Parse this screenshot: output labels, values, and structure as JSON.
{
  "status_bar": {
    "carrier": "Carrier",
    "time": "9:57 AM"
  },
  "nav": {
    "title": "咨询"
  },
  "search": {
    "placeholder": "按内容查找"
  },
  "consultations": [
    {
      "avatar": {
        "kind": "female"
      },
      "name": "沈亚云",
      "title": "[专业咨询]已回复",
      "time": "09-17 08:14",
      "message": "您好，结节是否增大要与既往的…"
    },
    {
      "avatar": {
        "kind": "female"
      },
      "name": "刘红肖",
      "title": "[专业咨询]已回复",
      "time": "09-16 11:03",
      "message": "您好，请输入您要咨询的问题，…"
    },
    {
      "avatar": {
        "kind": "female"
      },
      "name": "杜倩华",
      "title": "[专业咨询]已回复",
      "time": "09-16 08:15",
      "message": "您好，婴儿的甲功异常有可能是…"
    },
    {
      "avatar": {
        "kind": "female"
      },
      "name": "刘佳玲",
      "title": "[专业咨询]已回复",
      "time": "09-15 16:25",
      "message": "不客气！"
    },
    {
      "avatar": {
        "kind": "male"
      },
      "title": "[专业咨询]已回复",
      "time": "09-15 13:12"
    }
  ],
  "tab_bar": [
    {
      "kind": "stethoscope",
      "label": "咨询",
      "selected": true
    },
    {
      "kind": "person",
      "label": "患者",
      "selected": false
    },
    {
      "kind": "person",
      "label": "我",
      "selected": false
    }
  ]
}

────

▸ **OBJECTIVE**: From the entries above, pull out each line that includes "time".

▸ **SOLUTION TO THE EXERCISE**:
    "time": "9:57 AM"
      "time": "09-17 08:14",
      "time": "09-16 11:03",
      "time": "09-16 08:15",
      "time": "09-15 16:25",
      "time": "09-15 13:12"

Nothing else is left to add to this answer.